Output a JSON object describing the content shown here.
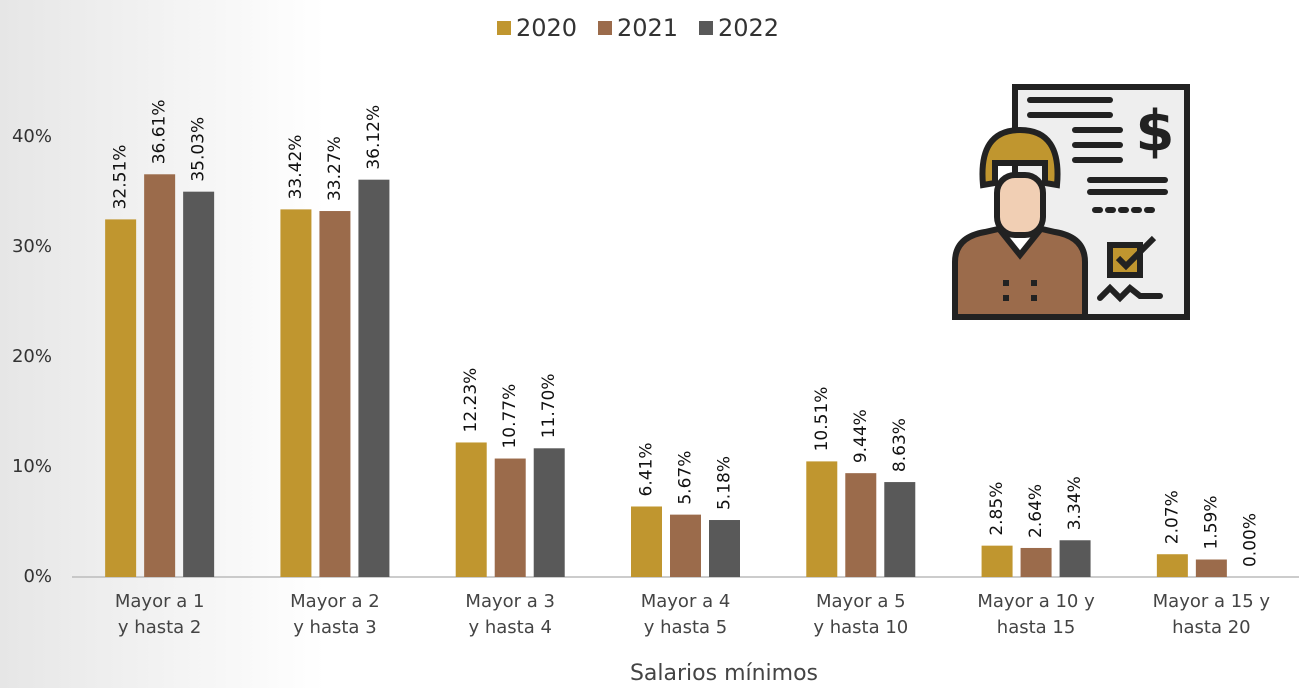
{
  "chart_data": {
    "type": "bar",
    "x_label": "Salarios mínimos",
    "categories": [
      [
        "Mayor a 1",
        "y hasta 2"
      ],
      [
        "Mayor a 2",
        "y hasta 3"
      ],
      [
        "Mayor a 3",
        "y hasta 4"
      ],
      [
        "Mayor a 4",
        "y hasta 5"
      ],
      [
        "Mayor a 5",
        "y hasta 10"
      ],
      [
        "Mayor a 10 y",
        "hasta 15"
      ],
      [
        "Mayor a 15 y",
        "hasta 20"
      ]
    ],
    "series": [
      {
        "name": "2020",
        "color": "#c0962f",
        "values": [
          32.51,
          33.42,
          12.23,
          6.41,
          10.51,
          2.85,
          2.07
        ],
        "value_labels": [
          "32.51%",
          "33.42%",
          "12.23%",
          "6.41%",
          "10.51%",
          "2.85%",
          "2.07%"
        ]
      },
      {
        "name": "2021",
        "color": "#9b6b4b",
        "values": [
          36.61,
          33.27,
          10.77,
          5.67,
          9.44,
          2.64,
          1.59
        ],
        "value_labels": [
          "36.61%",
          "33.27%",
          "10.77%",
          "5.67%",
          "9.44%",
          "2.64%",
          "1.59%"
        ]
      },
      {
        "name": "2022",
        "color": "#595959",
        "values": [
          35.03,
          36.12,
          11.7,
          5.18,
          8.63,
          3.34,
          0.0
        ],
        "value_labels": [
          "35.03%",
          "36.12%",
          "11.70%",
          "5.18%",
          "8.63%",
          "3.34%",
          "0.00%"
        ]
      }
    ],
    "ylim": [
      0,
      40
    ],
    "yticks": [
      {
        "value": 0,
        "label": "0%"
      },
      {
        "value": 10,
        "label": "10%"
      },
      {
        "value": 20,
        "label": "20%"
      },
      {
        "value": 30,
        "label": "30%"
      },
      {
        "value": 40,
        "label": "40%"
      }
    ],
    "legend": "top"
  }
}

==

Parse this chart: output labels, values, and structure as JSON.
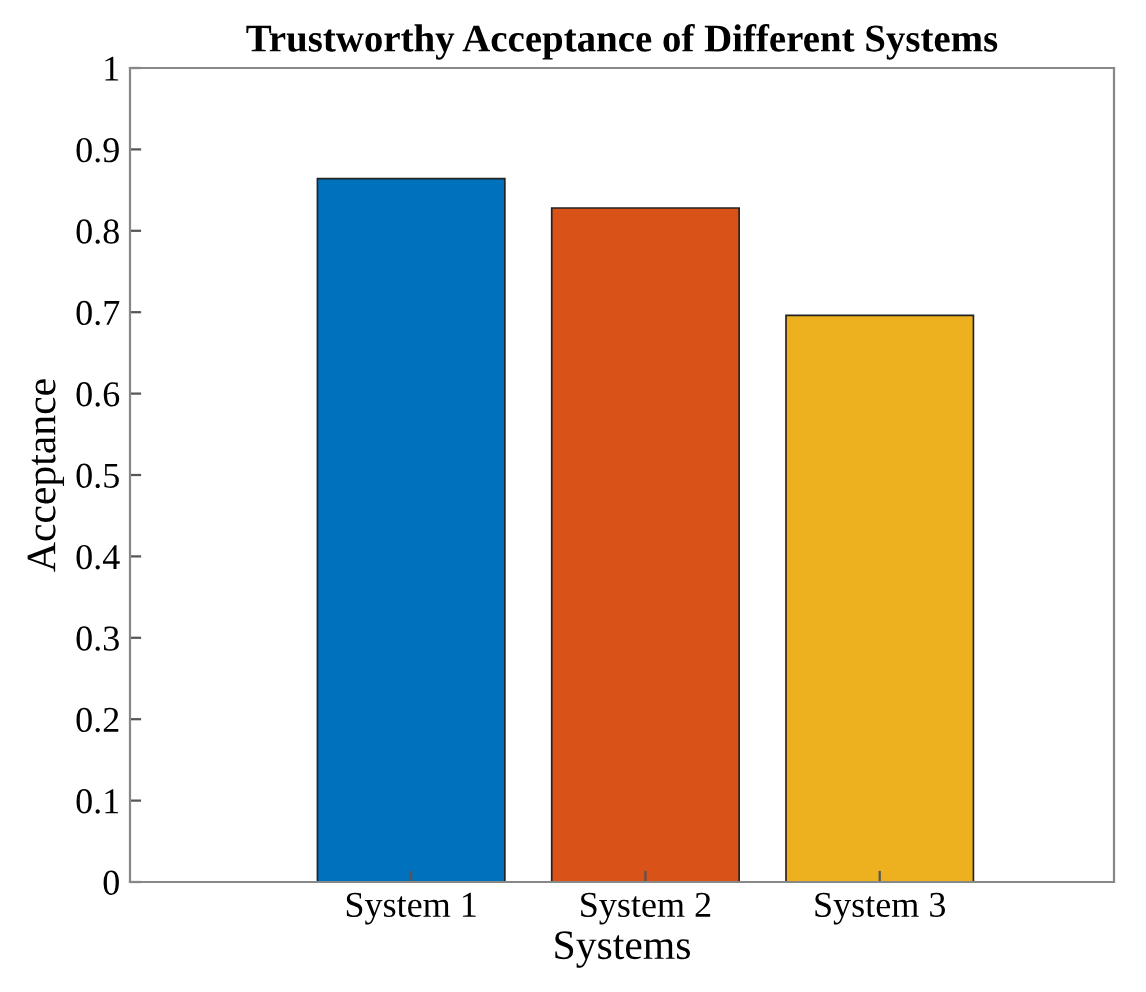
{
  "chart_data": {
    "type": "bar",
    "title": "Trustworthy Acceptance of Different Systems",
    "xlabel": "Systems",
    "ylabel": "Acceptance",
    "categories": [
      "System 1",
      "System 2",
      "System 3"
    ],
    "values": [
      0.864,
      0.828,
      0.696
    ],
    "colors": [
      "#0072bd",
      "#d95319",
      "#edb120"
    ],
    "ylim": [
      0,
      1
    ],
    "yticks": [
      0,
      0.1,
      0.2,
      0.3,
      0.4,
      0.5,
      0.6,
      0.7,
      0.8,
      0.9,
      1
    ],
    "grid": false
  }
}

- [GIVEN PROBLEM]: Search the data for the string "Acceptance" and copy each line where it appears.

- [EXERCISE OUTPUT]:
    "title": "Trustworthy Acceptance of Different Systems",
    "ylabel": "Acceptance",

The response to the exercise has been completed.